(Rows from a figure dataset)
########

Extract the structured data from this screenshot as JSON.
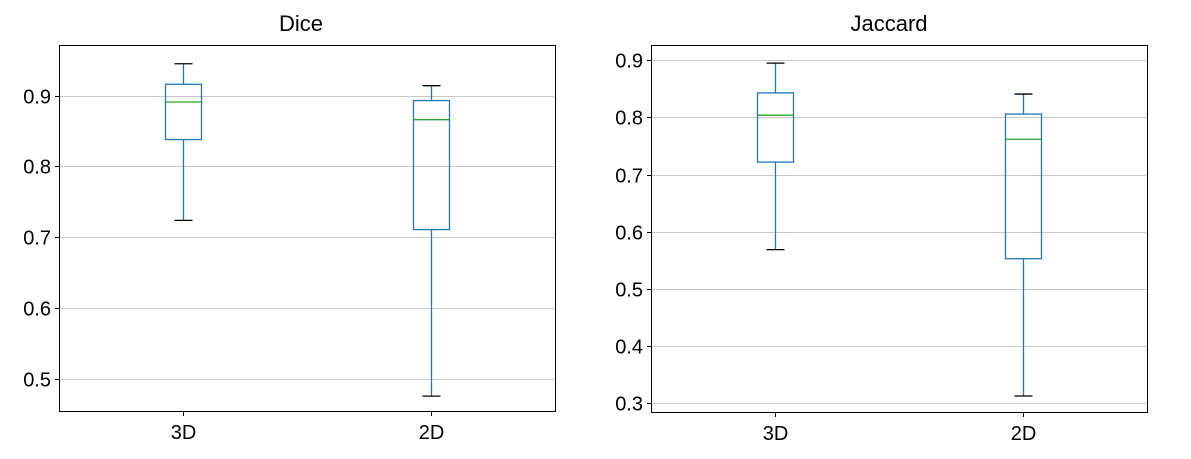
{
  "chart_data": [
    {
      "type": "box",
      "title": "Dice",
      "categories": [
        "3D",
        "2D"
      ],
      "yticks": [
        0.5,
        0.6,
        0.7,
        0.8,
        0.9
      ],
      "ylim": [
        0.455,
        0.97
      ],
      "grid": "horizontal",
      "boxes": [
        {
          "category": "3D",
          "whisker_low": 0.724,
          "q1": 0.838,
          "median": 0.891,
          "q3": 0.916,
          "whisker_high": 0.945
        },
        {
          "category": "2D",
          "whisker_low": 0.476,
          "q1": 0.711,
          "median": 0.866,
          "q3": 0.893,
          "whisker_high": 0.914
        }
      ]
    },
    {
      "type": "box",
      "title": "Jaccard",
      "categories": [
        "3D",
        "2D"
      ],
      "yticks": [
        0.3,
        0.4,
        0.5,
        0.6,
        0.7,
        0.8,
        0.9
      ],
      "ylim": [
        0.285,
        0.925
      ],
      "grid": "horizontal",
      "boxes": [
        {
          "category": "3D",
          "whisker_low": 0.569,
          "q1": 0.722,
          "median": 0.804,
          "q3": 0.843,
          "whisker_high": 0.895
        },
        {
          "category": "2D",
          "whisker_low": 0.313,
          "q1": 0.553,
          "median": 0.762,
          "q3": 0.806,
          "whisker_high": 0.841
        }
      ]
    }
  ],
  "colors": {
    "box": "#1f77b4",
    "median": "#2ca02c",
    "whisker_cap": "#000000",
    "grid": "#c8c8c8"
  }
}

########

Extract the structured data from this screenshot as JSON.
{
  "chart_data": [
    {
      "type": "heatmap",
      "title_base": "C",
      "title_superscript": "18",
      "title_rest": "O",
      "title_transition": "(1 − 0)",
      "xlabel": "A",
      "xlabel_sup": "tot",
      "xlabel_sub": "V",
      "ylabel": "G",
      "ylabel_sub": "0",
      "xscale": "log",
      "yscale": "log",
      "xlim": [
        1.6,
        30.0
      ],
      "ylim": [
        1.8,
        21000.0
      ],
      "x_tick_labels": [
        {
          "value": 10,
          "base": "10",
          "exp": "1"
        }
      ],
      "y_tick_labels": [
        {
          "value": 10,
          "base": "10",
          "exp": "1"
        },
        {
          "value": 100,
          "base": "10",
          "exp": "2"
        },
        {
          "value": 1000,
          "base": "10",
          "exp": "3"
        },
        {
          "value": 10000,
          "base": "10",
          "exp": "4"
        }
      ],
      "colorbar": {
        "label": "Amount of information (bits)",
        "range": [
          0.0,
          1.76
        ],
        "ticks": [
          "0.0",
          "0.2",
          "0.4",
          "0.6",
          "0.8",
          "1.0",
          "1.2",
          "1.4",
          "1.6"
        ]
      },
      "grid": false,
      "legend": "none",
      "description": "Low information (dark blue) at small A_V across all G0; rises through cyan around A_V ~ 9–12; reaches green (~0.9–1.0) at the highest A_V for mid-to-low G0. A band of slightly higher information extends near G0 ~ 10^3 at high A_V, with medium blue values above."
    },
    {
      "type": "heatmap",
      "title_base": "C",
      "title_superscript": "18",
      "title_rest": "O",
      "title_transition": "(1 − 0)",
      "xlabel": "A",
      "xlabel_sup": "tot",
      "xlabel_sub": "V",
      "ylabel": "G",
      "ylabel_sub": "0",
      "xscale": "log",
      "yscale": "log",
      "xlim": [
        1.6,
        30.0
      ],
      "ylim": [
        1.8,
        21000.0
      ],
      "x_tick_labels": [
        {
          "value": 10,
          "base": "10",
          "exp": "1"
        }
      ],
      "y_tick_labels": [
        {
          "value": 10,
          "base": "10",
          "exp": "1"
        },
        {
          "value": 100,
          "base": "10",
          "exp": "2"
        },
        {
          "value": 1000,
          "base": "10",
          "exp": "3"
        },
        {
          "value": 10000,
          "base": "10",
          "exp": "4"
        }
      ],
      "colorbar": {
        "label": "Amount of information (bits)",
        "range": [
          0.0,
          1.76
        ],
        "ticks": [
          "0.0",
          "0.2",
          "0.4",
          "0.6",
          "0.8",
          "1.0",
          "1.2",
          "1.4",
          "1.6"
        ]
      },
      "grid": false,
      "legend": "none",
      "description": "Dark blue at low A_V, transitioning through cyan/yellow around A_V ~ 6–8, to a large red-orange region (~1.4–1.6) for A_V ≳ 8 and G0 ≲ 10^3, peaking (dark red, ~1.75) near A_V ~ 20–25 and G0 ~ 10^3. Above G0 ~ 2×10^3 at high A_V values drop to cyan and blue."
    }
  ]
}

########

Problem to work on: Pull out the lines above in which the word "through" appears.

Task result:
      "description": "Low information (dark blue) at small A_V across all G0; rises through cyan around A_V ~ 9–12; reaches green (~0.9–1.0) at the highest A_V for mid-to-low G0. A band of slightly higher information extends near G0 ~ 10^3 at high A_V, with medium blue values above."
      "description": "Dark blue at low A_V, transitioning through cyan/yellow around A_V ~ 6–8, to a large red-orange region (~1.4–1.6) for A_V ≳ 8 and G0 ≲ 10^3, peaking (dark red, ~1.75) near A_V ~ 20–25 and G0 ~ 10^3. Above G0 ~ 2×10^3 at high A_V values drop to cyan and blue."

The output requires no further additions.